▸ PROMPT
Copy out the listing below word for word, keeping every line in its original order.
[BEGIN DATA]
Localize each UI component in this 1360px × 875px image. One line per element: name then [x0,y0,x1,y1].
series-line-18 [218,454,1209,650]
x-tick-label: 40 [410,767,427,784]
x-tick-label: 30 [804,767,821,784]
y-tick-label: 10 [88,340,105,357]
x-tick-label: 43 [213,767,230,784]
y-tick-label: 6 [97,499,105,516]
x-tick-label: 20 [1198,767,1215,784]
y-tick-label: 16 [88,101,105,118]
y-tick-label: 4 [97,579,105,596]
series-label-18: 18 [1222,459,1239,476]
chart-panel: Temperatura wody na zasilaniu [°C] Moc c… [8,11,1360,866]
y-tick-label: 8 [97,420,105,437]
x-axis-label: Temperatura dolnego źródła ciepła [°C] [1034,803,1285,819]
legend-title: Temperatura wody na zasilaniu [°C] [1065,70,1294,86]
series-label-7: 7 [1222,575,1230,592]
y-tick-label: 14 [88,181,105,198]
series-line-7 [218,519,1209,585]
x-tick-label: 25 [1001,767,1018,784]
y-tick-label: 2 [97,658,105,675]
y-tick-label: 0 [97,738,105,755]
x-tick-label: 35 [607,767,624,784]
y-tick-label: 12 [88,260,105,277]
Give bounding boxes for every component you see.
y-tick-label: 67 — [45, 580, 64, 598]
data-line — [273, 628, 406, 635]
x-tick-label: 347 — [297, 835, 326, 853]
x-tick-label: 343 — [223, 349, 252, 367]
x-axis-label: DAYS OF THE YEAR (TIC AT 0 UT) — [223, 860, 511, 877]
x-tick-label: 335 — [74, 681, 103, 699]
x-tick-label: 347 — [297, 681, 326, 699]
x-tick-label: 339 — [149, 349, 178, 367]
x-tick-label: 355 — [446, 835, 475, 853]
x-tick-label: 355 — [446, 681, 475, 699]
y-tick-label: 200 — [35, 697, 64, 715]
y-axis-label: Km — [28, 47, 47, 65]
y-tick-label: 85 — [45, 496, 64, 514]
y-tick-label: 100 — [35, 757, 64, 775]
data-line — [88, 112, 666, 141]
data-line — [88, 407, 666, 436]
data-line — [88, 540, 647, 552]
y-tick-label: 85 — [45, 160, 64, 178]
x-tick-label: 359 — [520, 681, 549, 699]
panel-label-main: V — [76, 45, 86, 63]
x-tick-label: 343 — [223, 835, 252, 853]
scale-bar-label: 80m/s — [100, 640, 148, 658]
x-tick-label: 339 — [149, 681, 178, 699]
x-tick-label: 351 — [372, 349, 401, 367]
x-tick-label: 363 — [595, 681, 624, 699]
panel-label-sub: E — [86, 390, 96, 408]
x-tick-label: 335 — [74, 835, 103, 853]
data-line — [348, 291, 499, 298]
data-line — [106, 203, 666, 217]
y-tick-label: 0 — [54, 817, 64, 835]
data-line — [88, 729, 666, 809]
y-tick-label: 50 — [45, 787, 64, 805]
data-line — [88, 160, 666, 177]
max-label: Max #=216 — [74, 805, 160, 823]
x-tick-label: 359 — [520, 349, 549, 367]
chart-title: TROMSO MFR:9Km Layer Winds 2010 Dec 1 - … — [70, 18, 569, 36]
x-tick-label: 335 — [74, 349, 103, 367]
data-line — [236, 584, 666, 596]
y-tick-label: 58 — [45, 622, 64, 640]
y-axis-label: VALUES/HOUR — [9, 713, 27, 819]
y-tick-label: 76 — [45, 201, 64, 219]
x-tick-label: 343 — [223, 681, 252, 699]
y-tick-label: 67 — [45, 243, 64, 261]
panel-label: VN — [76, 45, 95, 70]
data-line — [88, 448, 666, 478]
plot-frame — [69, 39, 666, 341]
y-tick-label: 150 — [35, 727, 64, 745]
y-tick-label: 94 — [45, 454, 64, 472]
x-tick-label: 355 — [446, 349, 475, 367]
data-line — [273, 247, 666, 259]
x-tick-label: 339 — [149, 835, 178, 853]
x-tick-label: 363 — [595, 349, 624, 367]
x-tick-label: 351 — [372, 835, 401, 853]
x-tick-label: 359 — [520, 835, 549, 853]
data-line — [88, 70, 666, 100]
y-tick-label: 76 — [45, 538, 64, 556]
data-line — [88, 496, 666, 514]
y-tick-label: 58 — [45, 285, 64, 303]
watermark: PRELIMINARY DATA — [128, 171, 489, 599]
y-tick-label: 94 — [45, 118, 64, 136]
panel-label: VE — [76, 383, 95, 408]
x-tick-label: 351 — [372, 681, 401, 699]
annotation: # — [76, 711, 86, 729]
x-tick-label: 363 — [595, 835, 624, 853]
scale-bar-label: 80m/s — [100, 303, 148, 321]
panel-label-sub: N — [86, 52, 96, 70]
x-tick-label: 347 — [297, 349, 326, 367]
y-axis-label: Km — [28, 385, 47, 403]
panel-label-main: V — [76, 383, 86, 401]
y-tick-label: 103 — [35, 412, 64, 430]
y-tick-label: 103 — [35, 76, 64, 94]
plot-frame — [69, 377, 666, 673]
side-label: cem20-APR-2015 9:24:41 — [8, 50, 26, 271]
[END DATA]
▸ RESPONSE TO THIS EXERCISE
Localize each UI component in this 1360px × 875px image. One line per element: name then [x0,y0,x1,y1].
series-line-18 [218,454,1209,650]
x-tick-label: 40 [410,767,427,784]
x-tick-label: 30 [804,767,821,784]
y-tick-label: 10 [88,340,105,357]
x-tick-label: 43 [213,767,230,784]
y-tick-label: 6 [97,499,105,516]
x-tick-label: 20 [1198,767,1215,784]
y-tick-label: 16 [88,101,105,118]
y-tick-label: 4 [97,579,105,596]
series-label-18: 18 [1222,459,1239,476]
chart-panel: Temperatura wody na zasilaniu [°C] Moc c… [8,11,1360,866]
y-tick-label: 8 [97,420,105,437]
x-axis-label: Temperatura dolnego źródła ciepła [°C] [1034,803,1285,819]
legend-title: Temperatura wody na zasilaniu [°C] [1065,70,1294,86]
series-label-7: 7 [1222,575,1230,592]
y-tick-label: 14 [88,181,105,198]
series-line-7 [218,519,1209,585]
x-tick-label: 25 [1001,767,1018,784]
y-tick-label: 2 [97,658,105,675]
y-tick-label: 0 [97,738,105,755]
x-tick-label: 35 [607,767,624,784]
y-tick-label: 12 [88,260,105,277]
Give bounding boxes for every component you see.
y-tick-label: 67 — [45, 580, 64, 598]
data-line — [273, 628, 406, 635]
x-tick-label: 347 — [297, 835, 326, 853]
x-tick-label: 343 — [223, 349, 252, 367]
x-axis-label: DAYS OF THE YEAR (TIC AT 0 UT) — [223, 860, 511, 877]
x-tick-label: 335 — [74, 681, 103, 699]
x-tick-label: 347 — [297, 681, 326, 699]
x-tick-label: 339 — [149, 349, 178, 367]
x-tick-label: 355 — [446, 835, 475, 853]
x-tick-label: 355 — [446, 681, 475, 699]
y-tick-label: 200 — [35, 697, 64, 715]
y-axis-label: Km — [28, 47, 47, 65]
y-tick-label: 85 — [45, 496, 64, 514]
y-tick-label: 100 — [35, 757, 64, 775]
data-line — [88, 112, 666, 141]
data-line — [88, 407, 666, 436]
data-line — [88, 540, 647, 552]
y-tick-label: 85 — [45, 160, 64, 178]
x-tick-label: 359 — [520, 681, 549, 699]
panel-label-main: V — [76, 45, 86, 63]
x-tick-label: 343 — [223, 835, 252, 853]
scale-bar-label: 80m/s — [100, 640, 148, 658]
x-tick-label: 339 — [149, 681, 178, 699]
x-tick-label: 351 — [372, 349, 401, 367]
x-tick-label: 363 — [595, 681, 624, 699]
panel-label-sub: E — [86, 390, 96, 408]
x-tick-label: 335 — [74, 835, 103, 853]
data-line — [348, 291, 499, 298]
data-line — [106, 203, 666, 217]
y-tick-label: 0 — [54, 817, 64, 835]
data-line — [88, 729, 666, 809]
y-tick-label: 50 — [45, 787, 64, 805]
data-line — [88, 160, 666, 177]
max-label: Max #=216 — [74, 805, 160, 823]
x-tick-label: 359 — [520, 349, 549, 367]
chart-title: TROMSO MFR:9Km Layer Winds 2010 Dec 1 - … — [70, 18, 569, 36]
x-tick-label: 335 — [74, 349, 103, 367]
data-line — [236, 584, 666, 596]
y-tick-label: 58 — [45, 622, 64, 640]
y-axis-label: VALUES/HOUR — [9, 713, 27, 819]
y-tick-label: 76 — [45, 201, 64, 219]
x-tick-label: 343 — [223, 681, 252, 699]
y-tick-label: 67 — [45, 243, 64, 261]
panel-label: VN — [76, 45, 95, 70]
data-line — [88, 448, 666, 478]
plot-frame — [69, 39, 666, 341]
y-tick-label: 150 — [35, 727, 64, 745]
y-tick-label: 94 — [45, 454, 64, 472]
x-tick-label: 355 — [446, 349, 475, 367]
data-line — [273, 247, 666, 259]
x-tick-label: 339 — [149, 835, 178, 853]
x-tick-label: 363 — [595, 349, 624, 367]
x-tick-label: 351 — [372, 835, 401, 853]
x-tick-label: 359 — [520, 835, 549, 853]
data-line — [88, 70, 666, 100]
y-tick-label: 76 — [45, 538, 64, 556]
data-line — [88, 496, 666, 514]
y-tick-label: 58 — [45, 285, 64, 303]
watermark: PRELIMINARY DATA — [128, 171, 489, 599]
y-tick-label: 94 — [45, 118, 64, 136]
panel-label: VE — [76, 383, 95, 408]
x-tick-label: 351 — [372, 681, 401, 699]
annotation: # — [76, 711, 86, 729]
x-tick-label: 363 — [595, 835, 624, 853]
scale-bar-label: 80m/s — [100, 303, 148, 321]
panel-label-sub: N — [86, 52, 96, 70]
x-tick-label: 347 — [297, 349, 326, 367]
y-axis-label: Km — [28, 385, 47, 403]
panel-label-main: V — [76, 383, 86, 401]
y-tick-label: 103 — [35, 412, 64, 430]
y-tick-label: 103 — [35, 76, 64, 94]
plot-frame — [69, 377, 666, 673]
side-label: cem20-APR-2015 9:24:41 — [8, 50, 26, 271]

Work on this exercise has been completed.